TEXTE:
++++++++++
Les atteintes fonctionnelles sont directement liées à l'atteinte des nerfs dentaires, des glandes salivaires et du nerf facial en particulier.

Le Professeur Morestin décrit bien une mutilation antérieure :

« Autre type (de blessure) : plaie transversale basse, le projectile, balle ou éclat d'obus frappe perpendiculairement ou sans une obliquité légère l'arc horizontal de la mâchoire, fracture l'os, brise une ou deux dents, passe à travers la cavité buccale en déchirant la langue, heurte encore l'arc horizontal en provoquant une nouvelle fracture, encore plus complexe et comminutive que la première, détruisant un grand nombre de dents et une large étendue de l'os, et finalement fait issue

en déterminant de vastes déchirures des parties molles. La conséquence la plus immédiate du traumatisme est la chute antérieure de la mâchoire ; celle-ci est attirée en bas et en arrière par les muscles qui y prennent insertion. Les dents qu'elle supporte ne peuvent plus rentrer au contact, ne s'articulent plus avec les dents de la mâchoire opposée... »

Si le projectile frappe le corps du maxillaire sur toute son étendue et entraîne une perte de substance de la symphyse maxillaire, les dégâts sont assez étendus :

« Que le projectile passe encore un peu plus en avant, toujours en direction transversale, et nous aurons un autre type, également très commun, offrant lui aussi de grandes difficultés de traitement. La partie moyenne de l'arc horizontal est réduit en miettes et souvent détruite sur une étendue de deux ou trois travers de doigts. Les incisives, les canines sont brisées ou emportées ; la lèvre inférieure, les téguments du menton sont hachés et déchiquetés et leurs débris pendent misérablement éparpillés autour du foyer béant. La salive coule perpétuellement hors de la bouche ; la langue qui a perdu son attache antérieure, est attirée en arrière par ses muscles postérieurs. Elle tend à tomber dans le pharynx et à masquer l'orifice supérieur du larynx. ». (H.Morestin )

Le projectile possédant une trajectoire latérale, transfixiante transperce la face de part en part. On observe souvent une fracture de la branche horizontale mandibulaire, souvent bilatérale avec un délabrement de la région parotidienne, mais également de la région massétérienne et jugale.

J Prudhomme décrit bien le faciès caractéristique du blessé : « Généralement, aussi bien à l'orifice d'entrée qu'à l'orifice de sortie, on observe une fracture esquilleuse, s'étendant la plupart du temps jusqu'à l'angle de la mâchoire et s’accompagnant du côté de l'orifice de sortie d'un éclatement plus ou moins considérable de la joue. La bouche est ainsi traversée de part en part, avec ou sans déchirure de la langue, fracture ou non des bords alvéolaires et des dents. La physionomie du blessé est tout à fait caractéristique : le corps du maxillaire, détaché de ces deux branches montantes, pend en laissant la bouche béante, par lui s'écoule une salive très visqueuse mélangée de sang […] pour qui l'articulation des mots et la mastication sont devenues choses impossibles... »

Les traits de fracture ne sont pas réguliers et la perte de substance osseuse est assez rare dans cette zone. L'articulé dentaire est modifié. La glande parotide, le canal de Sténon, le nerf facial et le plexus artério-veineux sont souvent touchés également. On observe également souvent de larges communications entre la cavité buccale et les plaies.

Les fractures du condyle mandibulaire, uni ou bilatérales, sont également très fréquemment rencontrées. Les fractures se situent fréquemment au dessus du col du condyle et les lésions articulaires sont très rares. Les délabrements sont très limités et les pertes de substance sont rares. Les fractures mandibulaires dans leur ensemble entraînent souvent la perte de plusieurs dents.

Figure 45 : Fracture du maxillaire inférieur avant et après intervention. Moulage en cire réalisé dans le service du Dr Mazure, 1916, MSSA, MA, 1509 à 1509 bis. (illustration personnelle : photographie prise lors de l'exposition temporaire « Une armée qui soigne. Le Service de Santé des

Armées durant la Grande Guerre », du 1er Octobre 2014 au 4 Octobre 2015. Musée du Service de Santé des Armées).
++++++++++
Données de prédiction des boîtes englobantes:
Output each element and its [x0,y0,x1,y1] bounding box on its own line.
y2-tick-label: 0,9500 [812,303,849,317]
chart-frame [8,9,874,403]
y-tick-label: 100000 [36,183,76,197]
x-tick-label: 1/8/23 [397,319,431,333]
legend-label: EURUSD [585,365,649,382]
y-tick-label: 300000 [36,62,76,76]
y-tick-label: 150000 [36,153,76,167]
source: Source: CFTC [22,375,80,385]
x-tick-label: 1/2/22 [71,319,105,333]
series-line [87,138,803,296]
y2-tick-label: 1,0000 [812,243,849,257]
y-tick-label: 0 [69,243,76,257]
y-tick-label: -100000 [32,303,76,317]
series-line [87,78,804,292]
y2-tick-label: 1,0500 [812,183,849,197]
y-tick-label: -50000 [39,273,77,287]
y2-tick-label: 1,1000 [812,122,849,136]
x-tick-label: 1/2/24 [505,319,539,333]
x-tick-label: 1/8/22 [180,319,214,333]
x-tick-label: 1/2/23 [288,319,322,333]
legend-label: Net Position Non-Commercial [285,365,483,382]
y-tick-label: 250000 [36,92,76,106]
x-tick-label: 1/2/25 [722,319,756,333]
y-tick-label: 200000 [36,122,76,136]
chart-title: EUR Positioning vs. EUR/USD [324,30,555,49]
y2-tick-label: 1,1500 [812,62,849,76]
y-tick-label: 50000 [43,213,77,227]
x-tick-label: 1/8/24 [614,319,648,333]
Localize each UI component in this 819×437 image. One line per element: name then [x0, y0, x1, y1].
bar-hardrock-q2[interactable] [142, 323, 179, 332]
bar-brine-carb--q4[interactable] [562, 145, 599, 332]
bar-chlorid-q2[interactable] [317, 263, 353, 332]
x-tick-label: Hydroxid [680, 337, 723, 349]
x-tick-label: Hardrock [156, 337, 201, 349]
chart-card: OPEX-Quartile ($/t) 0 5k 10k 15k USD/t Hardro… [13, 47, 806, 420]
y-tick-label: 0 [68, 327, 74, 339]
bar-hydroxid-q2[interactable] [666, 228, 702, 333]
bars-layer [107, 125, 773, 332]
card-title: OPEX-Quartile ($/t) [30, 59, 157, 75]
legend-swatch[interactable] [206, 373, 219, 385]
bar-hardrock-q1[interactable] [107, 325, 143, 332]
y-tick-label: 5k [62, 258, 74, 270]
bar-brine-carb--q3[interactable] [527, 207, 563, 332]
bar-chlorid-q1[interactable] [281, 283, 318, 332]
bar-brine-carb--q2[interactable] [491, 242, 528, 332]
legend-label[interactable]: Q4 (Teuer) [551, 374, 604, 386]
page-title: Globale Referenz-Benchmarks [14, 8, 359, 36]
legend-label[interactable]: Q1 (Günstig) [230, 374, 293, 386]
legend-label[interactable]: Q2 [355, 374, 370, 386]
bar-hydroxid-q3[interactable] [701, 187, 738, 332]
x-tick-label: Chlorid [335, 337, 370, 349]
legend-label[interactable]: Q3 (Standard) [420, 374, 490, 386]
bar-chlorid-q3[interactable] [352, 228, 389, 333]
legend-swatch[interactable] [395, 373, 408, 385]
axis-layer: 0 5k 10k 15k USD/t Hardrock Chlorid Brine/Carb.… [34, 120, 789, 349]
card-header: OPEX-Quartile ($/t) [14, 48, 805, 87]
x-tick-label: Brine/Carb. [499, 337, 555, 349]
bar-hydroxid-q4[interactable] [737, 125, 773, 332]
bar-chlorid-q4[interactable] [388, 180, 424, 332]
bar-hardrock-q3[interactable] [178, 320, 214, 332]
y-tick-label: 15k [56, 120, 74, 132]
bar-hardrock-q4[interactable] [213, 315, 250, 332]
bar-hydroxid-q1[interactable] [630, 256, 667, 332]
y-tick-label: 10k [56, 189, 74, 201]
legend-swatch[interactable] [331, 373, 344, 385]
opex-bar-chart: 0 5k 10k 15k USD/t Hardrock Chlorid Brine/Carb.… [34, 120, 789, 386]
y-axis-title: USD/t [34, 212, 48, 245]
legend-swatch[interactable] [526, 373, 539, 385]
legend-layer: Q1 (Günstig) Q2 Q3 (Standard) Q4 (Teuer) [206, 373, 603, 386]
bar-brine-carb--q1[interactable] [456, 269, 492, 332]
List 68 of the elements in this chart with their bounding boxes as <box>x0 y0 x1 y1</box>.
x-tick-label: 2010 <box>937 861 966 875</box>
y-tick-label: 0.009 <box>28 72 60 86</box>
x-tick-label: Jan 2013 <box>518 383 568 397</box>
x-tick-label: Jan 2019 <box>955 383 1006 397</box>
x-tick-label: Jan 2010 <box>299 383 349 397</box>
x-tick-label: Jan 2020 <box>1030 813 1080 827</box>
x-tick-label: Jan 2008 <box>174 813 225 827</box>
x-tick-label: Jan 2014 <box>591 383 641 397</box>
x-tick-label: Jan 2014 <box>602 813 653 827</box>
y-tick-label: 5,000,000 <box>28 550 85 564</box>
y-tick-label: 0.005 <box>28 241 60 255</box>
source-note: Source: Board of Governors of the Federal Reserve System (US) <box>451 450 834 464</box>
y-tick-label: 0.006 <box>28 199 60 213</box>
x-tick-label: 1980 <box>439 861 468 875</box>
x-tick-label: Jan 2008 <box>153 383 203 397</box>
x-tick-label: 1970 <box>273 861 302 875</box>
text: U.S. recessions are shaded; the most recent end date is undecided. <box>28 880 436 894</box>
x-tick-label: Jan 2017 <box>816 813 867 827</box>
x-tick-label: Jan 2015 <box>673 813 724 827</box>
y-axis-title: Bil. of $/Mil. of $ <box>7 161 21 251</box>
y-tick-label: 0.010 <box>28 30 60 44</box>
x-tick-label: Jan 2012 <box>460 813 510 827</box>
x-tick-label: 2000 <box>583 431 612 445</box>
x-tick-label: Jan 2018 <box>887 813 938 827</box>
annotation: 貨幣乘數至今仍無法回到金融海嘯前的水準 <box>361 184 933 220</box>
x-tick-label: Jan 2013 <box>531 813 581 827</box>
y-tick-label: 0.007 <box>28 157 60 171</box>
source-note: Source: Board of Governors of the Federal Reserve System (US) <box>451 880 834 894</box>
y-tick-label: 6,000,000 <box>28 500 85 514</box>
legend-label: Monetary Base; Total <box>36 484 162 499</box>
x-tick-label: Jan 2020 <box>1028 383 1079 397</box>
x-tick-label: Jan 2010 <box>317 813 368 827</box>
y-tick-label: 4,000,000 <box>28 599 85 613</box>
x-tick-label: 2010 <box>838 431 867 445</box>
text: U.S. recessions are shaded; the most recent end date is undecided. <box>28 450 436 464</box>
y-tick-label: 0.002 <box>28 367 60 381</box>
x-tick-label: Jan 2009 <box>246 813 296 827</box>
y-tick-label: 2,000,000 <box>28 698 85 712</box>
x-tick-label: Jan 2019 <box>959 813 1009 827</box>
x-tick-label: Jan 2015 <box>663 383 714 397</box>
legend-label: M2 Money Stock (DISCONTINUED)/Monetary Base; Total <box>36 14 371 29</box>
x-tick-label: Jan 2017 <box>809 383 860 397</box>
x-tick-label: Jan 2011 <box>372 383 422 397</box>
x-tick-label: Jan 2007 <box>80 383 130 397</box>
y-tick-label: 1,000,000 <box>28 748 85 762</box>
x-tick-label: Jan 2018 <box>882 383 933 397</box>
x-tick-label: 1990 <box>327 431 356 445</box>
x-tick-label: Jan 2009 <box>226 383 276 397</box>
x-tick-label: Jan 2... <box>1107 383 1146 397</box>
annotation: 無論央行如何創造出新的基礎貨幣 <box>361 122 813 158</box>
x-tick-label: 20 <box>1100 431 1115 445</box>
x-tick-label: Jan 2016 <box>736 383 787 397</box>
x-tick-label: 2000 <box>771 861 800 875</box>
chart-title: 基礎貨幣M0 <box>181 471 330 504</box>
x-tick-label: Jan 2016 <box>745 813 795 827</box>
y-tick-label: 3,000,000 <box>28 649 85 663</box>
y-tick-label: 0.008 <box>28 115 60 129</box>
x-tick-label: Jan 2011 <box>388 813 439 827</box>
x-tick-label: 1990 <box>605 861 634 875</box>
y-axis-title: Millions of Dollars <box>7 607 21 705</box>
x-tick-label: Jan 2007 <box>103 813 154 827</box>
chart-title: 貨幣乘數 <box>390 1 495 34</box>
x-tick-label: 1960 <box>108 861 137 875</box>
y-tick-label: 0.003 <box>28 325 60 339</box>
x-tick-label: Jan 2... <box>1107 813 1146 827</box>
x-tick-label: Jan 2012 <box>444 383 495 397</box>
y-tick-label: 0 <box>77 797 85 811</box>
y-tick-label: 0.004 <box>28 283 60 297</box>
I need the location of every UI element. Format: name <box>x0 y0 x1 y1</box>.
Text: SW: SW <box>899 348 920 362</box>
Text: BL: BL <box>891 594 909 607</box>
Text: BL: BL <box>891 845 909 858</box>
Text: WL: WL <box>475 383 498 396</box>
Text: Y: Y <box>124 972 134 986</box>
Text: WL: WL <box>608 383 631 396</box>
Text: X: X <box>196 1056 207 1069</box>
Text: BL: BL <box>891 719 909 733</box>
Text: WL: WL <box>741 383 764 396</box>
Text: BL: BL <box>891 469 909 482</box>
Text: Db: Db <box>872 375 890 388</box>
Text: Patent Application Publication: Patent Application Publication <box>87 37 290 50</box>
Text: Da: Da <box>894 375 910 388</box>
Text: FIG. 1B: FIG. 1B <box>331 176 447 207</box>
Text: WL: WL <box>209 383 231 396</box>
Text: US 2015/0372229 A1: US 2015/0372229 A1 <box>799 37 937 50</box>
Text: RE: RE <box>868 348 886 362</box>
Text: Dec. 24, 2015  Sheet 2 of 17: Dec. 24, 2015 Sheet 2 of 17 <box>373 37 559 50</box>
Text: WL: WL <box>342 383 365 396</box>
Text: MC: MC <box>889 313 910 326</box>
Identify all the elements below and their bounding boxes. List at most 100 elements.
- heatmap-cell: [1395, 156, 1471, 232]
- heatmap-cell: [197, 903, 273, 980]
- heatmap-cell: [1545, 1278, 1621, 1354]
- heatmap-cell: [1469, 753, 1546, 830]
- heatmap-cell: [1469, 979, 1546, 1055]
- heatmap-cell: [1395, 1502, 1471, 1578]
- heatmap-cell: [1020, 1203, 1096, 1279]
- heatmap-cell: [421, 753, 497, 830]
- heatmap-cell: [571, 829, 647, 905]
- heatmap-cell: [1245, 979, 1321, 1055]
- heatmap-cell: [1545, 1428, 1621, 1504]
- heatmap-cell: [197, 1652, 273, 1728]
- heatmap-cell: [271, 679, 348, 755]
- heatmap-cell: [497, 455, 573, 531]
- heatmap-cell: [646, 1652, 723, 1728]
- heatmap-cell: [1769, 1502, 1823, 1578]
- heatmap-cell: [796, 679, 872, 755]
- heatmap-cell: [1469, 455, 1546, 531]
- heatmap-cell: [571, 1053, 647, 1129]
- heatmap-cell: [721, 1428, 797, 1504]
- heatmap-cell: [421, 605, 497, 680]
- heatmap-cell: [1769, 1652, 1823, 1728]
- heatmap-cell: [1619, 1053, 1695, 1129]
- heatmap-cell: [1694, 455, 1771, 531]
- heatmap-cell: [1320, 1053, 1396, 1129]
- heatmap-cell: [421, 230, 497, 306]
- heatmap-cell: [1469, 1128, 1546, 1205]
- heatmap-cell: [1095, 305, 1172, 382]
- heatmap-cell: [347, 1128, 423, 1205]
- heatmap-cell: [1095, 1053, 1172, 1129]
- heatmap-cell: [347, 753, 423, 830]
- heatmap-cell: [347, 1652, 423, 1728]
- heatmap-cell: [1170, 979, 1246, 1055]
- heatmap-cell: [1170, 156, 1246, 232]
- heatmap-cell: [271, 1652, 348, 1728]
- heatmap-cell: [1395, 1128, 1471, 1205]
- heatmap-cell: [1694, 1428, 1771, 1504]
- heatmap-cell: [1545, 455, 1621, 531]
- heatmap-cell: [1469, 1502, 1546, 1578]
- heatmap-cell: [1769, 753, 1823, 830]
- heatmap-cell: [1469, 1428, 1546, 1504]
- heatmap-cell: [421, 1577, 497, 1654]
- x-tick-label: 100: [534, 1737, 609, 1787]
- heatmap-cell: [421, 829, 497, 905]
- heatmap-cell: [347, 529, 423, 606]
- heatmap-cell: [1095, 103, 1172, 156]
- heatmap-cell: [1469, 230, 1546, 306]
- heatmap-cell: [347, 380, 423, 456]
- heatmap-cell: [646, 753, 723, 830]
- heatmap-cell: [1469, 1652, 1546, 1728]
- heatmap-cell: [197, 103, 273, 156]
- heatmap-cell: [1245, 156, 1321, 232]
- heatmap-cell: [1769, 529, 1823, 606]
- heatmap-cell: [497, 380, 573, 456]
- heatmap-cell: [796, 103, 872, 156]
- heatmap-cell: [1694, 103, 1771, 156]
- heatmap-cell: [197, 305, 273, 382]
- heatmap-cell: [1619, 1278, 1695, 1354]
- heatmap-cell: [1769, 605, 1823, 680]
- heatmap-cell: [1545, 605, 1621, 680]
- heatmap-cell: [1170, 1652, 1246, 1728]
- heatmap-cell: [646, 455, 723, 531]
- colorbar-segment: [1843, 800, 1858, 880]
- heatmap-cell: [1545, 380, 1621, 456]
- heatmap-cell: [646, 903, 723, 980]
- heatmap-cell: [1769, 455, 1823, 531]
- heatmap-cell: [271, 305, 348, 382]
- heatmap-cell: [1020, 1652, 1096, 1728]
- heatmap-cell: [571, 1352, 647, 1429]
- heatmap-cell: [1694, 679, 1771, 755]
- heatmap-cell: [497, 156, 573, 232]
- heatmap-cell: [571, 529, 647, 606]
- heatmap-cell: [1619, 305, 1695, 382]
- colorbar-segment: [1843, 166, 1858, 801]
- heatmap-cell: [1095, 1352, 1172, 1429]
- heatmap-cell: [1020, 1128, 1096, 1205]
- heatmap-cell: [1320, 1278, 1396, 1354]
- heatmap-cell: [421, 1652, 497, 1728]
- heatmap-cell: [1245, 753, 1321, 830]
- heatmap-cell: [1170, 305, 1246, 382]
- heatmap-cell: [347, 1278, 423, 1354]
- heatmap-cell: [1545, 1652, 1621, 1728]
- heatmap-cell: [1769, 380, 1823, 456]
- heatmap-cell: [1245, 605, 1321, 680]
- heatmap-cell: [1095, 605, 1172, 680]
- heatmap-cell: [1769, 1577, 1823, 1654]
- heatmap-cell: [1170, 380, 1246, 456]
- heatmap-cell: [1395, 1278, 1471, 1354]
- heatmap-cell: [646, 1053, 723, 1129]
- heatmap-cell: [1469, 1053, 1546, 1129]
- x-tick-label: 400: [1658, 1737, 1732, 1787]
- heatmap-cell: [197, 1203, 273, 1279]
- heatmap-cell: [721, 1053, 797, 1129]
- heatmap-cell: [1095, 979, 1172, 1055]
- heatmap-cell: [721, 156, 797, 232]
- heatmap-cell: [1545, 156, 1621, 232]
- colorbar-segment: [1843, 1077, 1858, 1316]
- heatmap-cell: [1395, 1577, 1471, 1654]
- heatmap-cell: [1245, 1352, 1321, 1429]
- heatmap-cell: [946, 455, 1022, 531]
++++++++++
CONSIGNE: Mettez à jour le passage du texte allant de « Les traits de » à « de plusieurs dents. » en y remplaçant « rares » par « peu fréquentes ».

CORRIGÉ:
Les traits de fracture ne sont pas réguliers et la perte de substance osseuse est assez rare dans cette zone. L'articulé dentaire est modifié. La glande parotide, le canal de Sténon, le nerf facial et le plexus artério-veineux sont souvent touchés également. On observe également souvent de larges communications entre la cavité buccale et les plaies.

Les fractures du condyle mandibulaire, uni ou bilatérales, sont également très fréquemment rencontrées. Les fractures se situent fréquemment au dessus du col du condyle et les lésions articulaires sont très peu fréquentes. Les délabrements sont très limités et les pertes de substance sont peu fréquentes. Les fractures mandibulaires dans leur ensemble entraînent souvent la perte de plusieurs dents.